Do this> Work through the data line by line, gathering every line that has the word "index".

Material for this exercise>
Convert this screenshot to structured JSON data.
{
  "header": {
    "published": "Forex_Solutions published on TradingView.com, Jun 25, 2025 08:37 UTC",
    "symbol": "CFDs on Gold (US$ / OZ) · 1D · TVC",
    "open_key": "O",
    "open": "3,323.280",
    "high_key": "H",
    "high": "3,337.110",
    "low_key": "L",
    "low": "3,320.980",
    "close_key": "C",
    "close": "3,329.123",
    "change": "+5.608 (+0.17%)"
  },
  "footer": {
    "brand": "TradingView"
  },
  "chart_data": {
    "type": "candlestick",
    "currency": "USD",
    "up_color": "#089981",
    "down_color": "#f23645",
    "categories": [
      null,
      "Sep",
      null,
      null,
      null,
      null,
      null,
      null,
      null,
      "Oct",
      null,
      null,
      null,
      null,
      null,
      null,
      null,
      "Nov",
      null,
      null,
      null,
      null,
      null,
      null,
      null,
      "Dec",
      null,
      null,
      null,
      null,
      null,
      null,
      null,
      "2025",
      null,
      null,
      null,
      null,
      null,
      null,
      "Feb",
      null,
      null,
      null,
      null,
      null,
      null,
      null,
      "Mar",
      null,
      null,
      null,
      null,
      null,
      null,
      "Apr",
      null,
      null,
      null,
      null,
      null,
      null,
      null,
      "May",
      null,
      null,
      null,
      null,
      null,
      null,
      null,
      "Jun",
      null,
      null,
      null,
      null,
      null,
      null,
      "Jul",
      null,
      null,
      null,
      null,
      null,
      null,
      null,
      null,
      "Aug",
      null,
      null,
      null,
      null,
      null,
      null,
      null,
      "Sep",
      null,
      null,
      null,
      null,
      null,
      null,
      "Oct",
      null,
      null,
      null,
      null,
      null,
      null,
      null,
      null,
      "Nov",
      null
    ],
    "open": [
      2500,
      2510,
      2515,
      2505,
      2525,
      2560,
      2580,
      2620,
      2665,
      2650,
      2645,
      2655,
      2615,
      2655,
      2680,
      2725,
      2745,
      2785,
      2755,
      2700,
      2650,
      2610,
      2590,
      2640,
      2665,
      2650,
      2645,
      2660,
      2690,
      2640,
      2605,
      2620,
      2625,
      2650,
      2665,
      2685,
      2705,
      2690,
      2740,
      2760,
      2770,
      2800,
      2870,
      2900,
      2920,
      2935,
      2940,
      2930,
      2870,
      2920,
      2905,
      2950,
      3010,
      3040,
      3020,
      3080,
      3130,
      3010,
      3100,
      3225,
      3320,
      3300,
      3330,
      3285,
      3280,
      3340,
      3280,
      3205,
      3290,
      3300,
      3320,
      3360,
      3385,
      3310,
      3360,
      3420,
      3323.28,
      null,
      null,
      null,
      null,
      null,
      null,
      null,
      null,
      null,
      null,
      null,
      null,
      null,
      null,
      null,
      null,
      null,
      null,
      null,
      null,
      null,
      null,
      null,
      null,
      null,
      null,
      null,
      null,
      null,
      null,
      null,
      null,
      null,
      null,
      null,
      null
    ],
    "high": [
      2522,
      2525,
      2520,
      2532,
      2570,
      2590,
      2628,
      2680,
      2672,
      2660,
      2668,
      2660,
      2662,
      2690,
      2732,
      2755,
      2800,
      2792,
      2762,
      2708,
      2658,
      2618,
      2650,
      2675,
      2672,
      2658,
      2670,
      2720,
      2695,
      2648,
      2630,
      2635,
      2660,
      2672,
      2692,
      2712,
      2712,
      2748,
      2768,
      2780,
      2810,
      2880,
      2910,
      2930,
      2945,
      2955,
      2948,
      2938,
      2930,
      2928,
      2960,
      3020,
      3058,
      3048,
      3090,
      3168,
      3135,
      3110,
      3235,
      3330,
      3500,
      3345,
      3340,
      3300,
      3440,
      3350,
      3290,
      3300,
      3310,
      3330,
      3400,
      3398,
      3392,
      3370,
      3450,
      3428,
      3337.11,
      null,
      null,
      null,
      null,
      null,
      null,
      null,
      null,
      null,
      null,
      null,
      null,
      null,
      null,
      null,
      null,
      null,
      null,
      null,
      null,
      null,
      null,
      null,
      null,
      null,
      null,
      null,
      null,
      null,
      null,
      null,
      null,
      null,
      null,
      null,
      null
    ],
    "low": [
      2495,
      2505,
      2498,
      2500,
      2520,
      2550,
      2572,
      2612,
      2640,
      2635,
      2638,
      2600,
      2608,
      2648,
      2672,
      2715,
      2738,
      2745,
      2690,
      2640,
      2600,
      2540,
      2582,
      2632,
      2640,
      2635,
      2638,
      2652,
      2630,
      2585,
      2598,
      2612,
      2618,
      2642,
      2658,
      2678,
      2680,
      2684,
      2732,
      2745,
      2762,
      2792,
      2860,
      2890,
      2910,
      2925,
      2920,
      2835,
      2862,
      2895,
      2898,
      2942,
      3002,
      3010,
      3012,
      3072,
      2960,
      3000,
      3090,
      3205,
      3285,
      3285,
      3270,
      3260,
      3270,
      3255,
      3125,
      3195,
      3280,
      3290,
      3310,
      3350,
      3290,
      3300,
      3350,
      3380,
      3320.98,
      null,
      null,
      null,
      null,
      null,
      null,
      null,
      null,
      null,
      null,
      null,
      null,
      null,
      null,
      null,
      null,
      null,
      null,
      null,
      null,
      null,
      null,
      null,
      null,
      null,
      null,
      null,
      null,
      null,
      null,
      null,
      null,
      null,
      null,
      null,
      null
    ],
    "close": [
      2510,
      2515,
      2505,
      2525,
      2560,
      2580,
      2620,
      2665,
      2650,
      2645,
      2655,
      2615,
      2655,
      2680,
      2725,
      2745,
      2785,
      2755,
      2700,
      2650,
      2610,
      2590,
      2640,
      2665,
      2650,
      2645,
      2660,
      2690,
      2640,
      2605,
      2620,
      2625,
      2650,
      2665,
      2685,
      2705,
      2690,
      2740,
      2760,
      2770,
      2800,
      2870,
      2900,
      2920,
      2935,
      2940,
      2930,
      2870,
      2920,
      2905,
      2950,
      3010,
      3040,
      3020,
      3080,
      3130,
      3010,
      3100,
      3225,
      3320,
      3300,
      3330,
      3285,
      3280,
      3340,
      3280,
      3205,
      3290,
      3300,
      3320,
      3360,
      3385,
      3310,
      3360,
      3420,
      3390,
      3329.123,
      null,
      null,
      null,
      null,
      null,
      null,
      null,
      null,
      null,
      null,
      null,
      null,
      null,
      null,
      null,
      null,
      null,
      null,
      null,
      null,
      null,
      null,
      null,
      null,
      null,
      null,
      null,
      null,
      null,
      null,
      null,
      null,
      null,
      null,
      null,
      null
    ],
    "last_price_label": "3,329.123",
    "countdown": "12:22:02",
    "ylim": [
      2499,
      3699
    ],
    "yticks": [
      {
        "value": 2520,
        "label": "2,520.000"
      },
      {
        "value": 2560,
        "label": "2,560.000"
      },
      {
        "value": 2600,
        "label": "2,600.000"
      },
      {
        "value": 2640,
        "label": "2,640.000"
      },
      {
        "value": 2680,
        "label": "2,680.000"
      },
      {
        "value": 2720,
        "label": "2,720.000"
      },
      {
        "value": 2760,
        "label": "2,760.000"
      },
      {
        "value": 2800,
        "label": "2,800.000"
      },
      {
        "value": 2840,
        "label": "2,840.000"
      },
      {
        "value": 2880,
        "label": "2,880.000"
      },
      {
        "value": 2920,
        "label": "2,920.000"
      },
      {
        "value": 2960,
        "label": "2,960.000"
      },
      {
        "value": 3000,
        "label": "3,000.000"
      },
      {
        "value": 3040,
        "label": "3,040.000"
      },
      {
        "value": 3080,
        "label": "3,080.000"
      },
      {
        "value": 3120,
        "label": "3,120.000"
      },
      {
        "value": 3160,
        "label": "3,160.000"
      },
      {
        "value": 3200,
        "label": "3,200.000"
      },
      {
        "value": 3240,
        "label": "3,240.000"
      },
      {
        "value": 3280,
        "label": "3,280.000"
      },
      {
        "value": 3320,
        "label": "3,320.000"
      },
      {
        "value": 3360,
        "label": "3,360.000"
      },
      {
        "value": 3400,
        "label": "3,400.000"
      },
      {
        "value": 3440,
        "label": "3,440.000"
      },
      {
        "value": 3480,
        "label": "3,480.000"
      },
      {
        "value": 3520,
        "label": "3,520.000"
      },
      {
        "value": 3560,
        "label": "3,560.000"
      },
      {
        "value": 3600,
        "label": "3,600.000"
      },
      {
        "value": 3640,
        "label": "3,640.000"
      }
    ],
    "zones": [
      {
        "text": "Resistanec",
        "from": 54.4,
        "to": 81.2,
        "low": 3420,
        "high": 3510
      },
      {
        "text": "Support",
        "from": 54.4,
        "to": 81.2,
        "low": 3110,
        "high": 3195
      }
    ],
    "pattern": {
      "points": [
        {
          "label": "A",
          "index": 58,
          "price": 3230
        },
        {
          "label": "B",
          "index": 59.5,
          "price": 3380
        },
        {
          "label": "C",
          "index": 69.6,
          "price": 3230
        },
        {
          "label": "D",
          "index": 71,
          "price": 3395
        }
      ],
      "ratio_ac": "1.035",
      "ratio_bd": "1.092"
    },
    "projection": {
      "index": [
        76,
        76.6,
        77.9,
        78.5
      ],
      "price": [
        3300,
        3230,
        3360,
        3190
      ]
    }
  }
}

Completed task>
          "index": 58,
          "index": 59.5,
          "index": 69.6,
          "index": 71,
      "index": [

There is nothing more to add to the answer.